((

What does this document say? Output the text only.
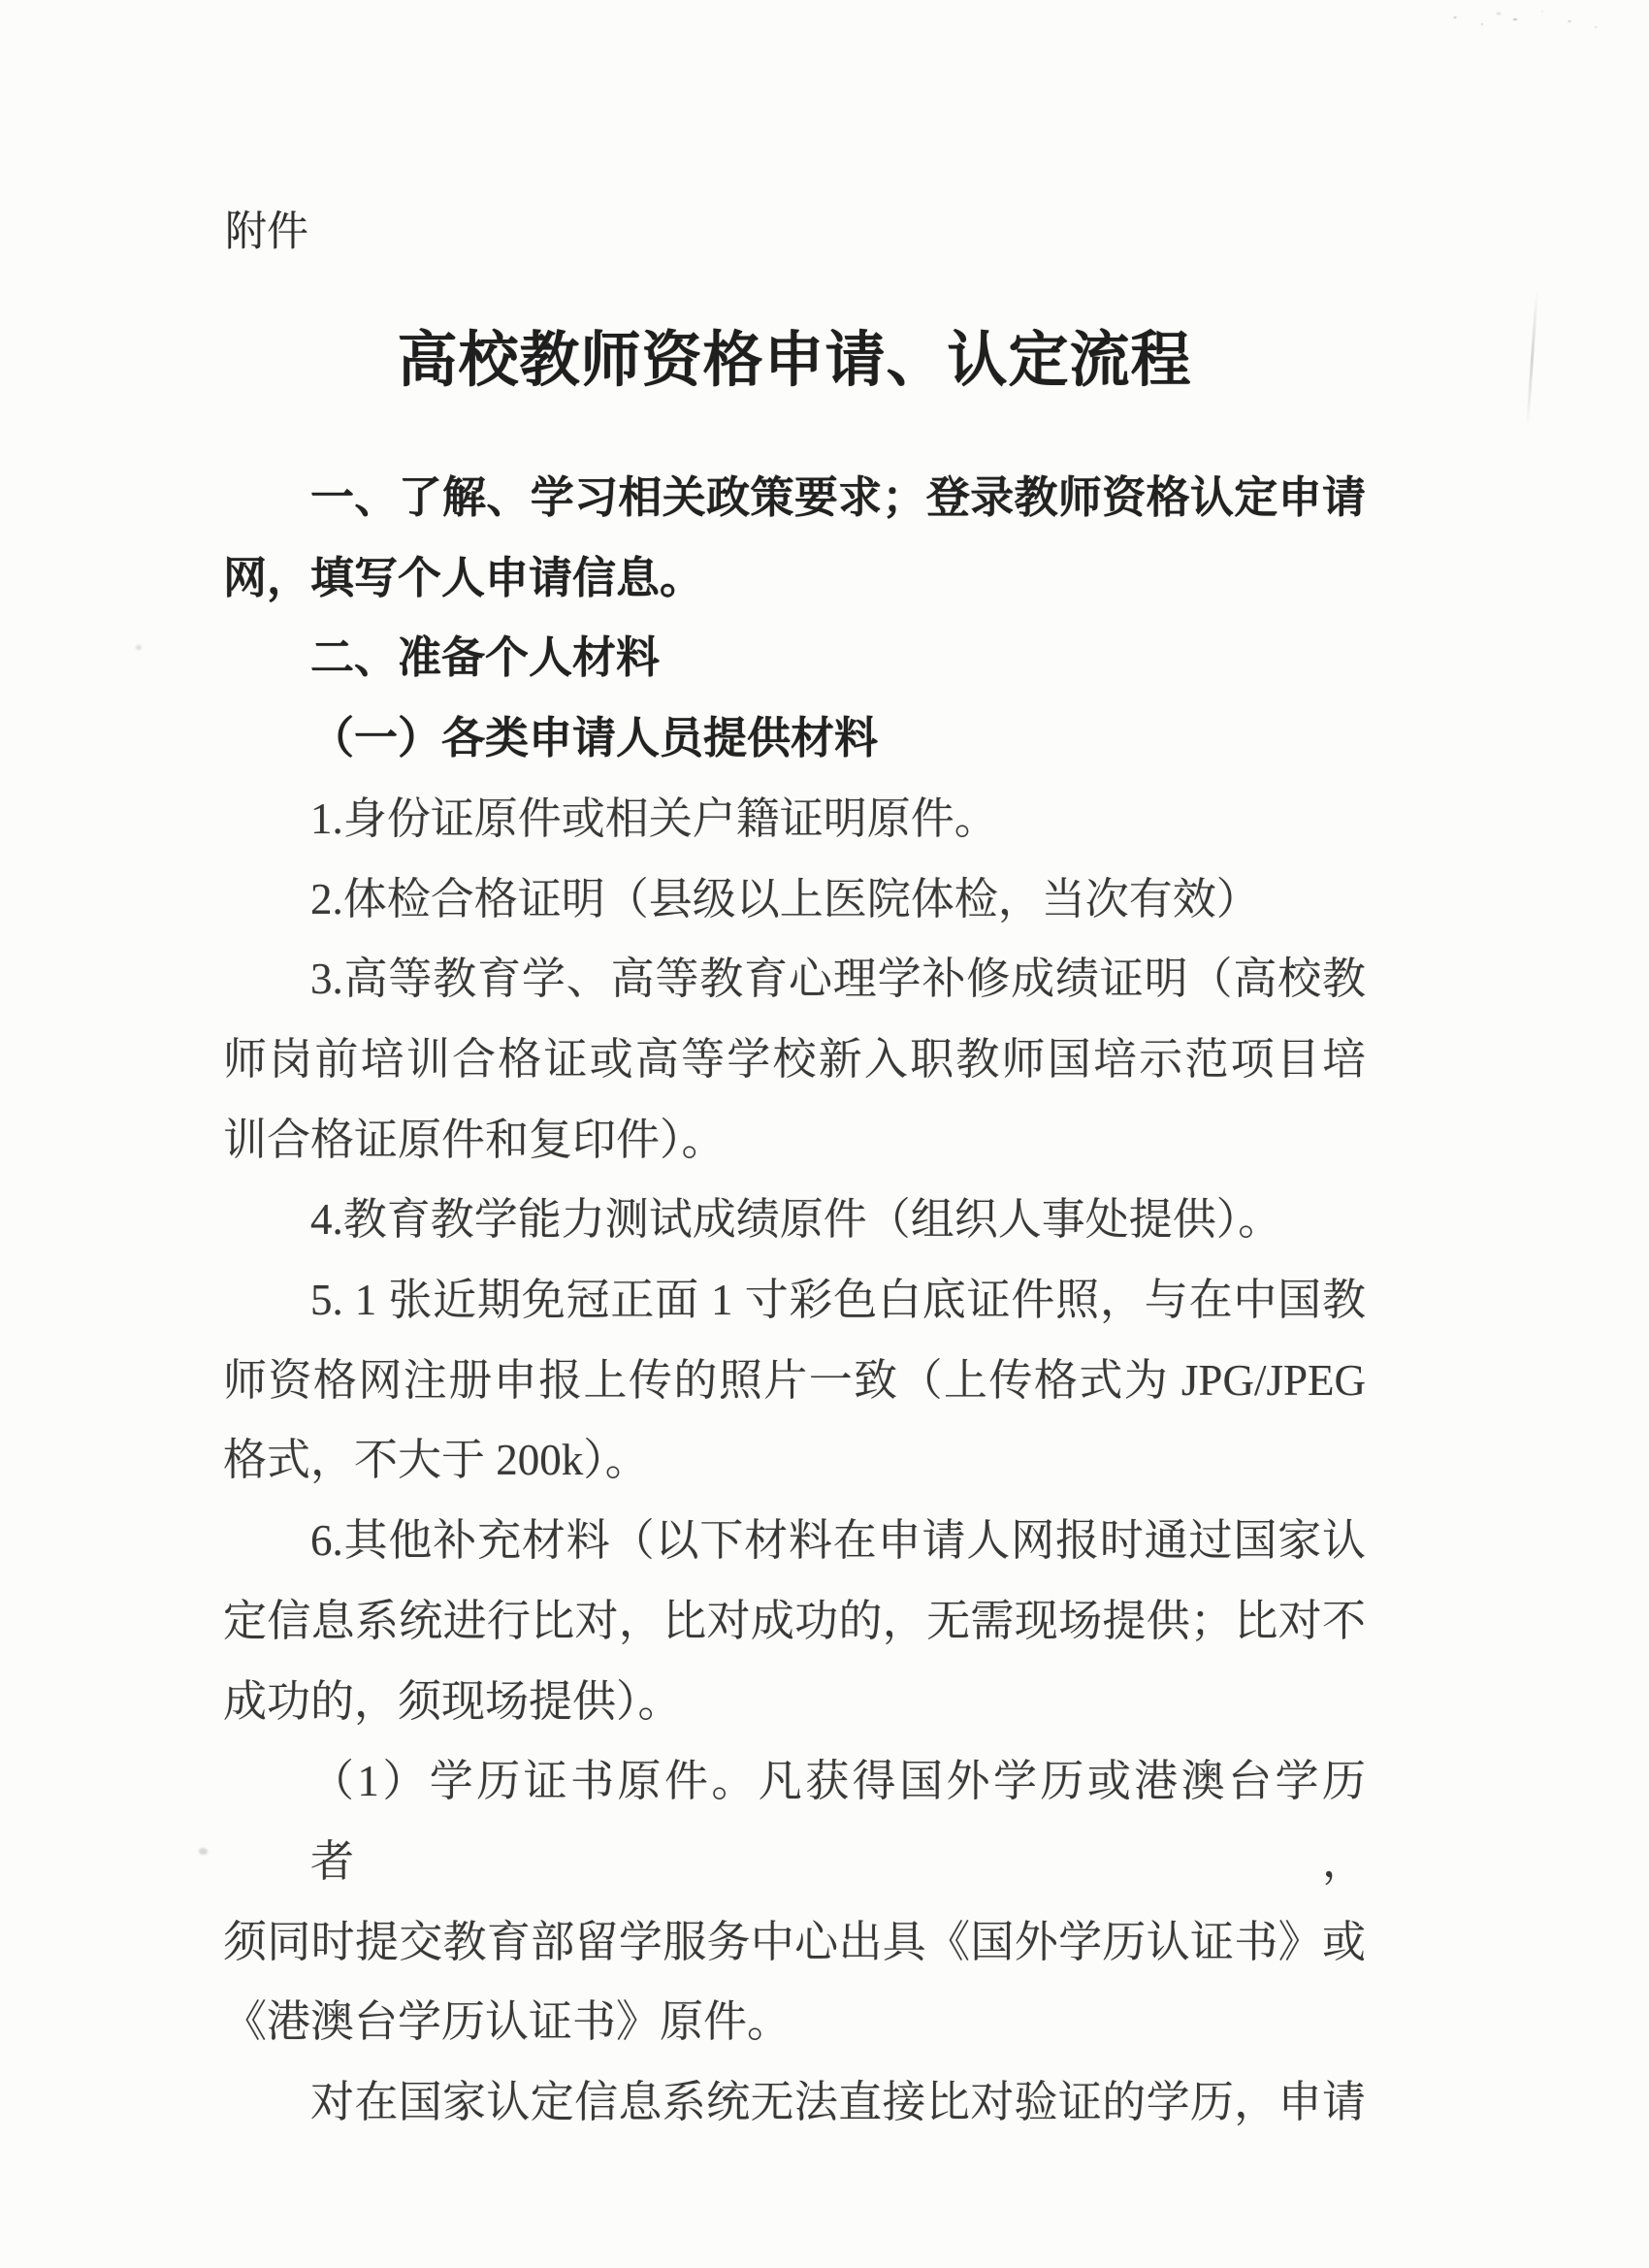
附件
高校教师资格申请、认定流程
一、了解、学习相关政策要求；登录教师资格认定申请
网，填写个人申请信息。
二、准备个人材料
（一）各类申请人员提供材料
1.身份证原件或相关户籍证明原件。
2.体检合格证明（县级以上医院体检，当次有效）
3.高等教育学、高等教育心理学补修成绩证明（高校教
师岗前培训合格证或高等学校新入职教师国培示范项目培
训合格证原件和复印件）。
4.教育教学能力测试成绩原件（组织人事处提供）。
5. 1 张近期免冠正面 1 寸彩色白底证件照，与在中国教
师资格网注册申报上传的照片一致（上传格式为 JPG/JPEG
格式，不大于 200k）。
6.其他补充材料（以下材料在申请人网报时通过国家认
定信息系统进行比对，比对成功的，无需现场提供；比对不
成功的，须现场提供）。
（1）学历证书原件。凡获得国外学历或港澳台学历者，
须同时提交教育部留学服务中心出具《国外学历认证书》或
《港澳台学历认证书》原件。
对在国家认定信息系统无法直接比对验证的学历，申请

))

=== Instructions for the task ===
Your task is an exact transcription of all the data, minus the pictures.

=== The result ===
What does this document say? Output the text only.
附件
高校教师资格申请、认定流程
一、了解、学习相关政策要求；登录教师资格认定申请
网，填写个人申请信息。
二、准备个人材料
（一）各类申请人员提供材料
1.身份证原件或相关户籍证明原件。
2.体检合格证明（县级以上医院体检，当次有效）
3.高等教育学、高等教育心理学补修成绩证明（高校教
师岗前培训合格证或高等学校新入职教师国培示范项目培
训合格证原件和复印件）。
4.教育教学能力测试成绩原件（组织人事处提供）。
5. 1 张近期免冠正面 1 寸彩色白底证件照，与在中国教
师资格网注册申报上传的照片一致（上传格式为 JPG/JPEG
格式，不大于 200k）。
6.其他补充材料（以下材料在申请人网报时通过国家认
定信息系统进行比对，比对成功的，无需现场提供；比对不
成功的，须现场提供）。
（1）学历证书原件。凡获得国外学历或港澳台学历者，
须同时提交教育部留学服务中心出具《国外学历认证书》或
《港澳台学历认证书》原件。
对在国家认定信息系统无法直接比对验证的学历，申请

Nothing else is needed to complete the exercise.